_PROBLEM REQUIREMENTS_.
Using the listing below, report all lines holding the word "handle".

[Excerpt from a dataset]
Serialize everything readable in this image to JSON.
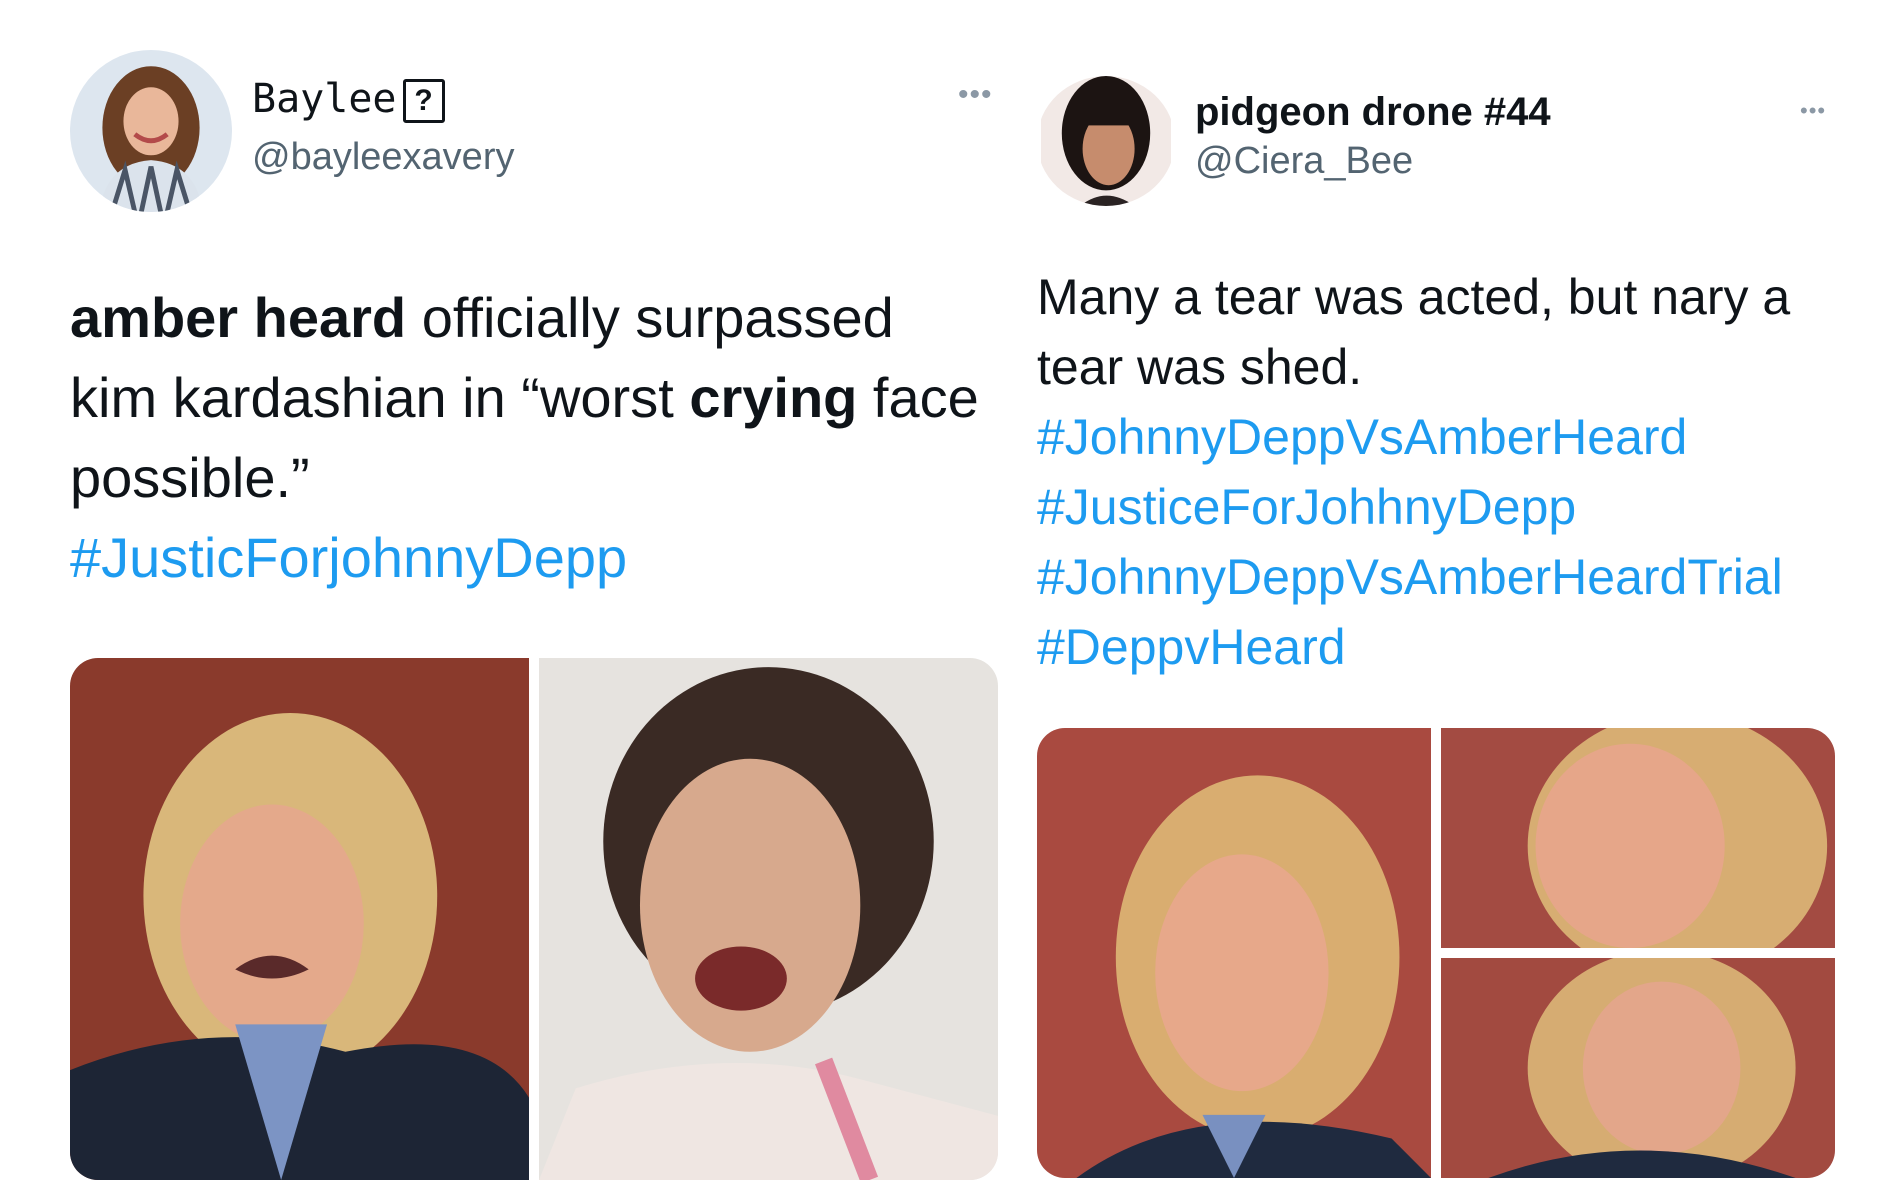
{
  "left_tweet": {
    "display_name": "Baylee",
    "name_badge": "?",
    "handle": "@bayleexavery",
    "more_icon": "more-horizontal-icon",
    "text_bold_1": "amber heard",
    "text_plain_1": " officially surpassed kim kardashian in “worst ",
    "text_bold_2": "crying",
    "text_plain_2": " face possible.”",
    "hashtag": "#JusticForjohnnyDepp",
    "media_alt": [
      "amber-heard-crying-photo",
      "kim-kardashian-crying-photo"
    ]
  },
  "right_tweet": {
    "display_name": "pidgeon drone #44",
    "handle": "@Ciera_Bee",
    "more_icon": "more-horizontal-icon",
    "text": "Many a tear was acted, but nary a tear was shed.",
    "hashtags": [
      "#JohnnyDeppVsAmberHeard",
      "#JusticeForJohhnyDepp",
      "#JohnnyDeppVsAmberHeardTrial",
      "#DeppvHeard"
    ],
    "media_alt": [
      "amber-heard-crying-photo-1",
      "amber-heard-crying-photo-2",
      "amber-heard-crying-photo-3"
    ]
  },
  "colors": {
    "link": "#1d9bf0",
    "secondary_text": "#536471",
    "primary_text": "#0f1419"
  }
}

--

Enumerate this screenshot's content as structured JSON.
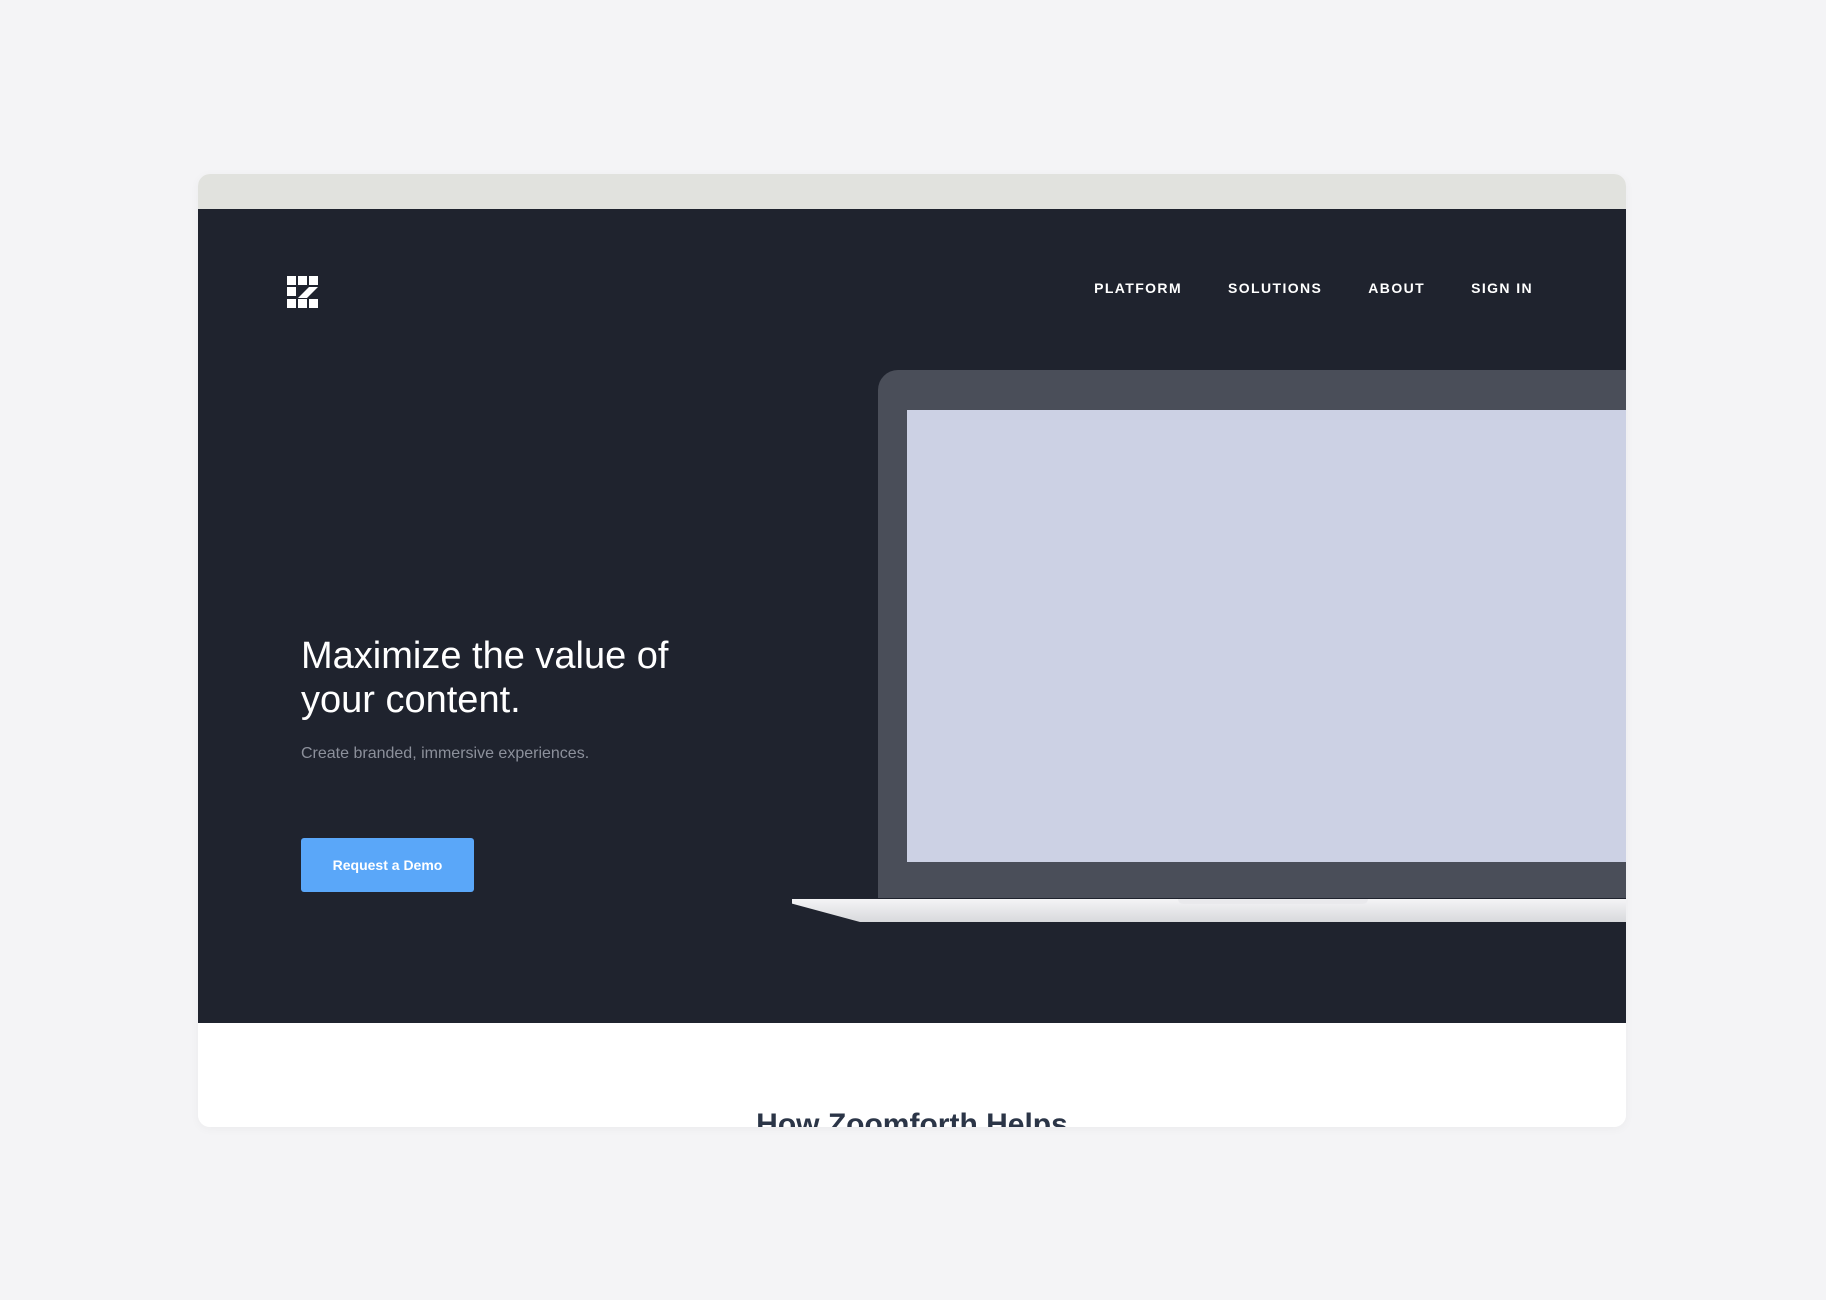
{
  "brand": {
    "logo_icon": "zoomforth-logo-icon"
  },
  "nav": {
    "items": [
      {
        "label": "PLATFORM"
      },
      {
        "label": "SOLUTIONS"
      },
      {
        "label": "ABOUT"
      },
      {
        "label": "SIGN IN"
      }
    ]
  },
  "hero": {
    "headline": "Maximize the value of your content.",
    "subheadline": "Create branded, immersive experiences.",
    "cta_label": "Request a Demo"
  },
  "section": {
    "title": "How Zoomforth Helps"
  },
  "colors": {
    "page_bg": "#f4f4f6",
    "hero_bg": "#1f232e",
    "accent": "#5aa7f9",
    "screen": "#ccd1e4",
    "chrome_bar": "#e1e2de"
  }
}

_EXPECTED OUTPUT_.
    "handle": "@bayleexavery",
    "handle": "@Ciera_Bee",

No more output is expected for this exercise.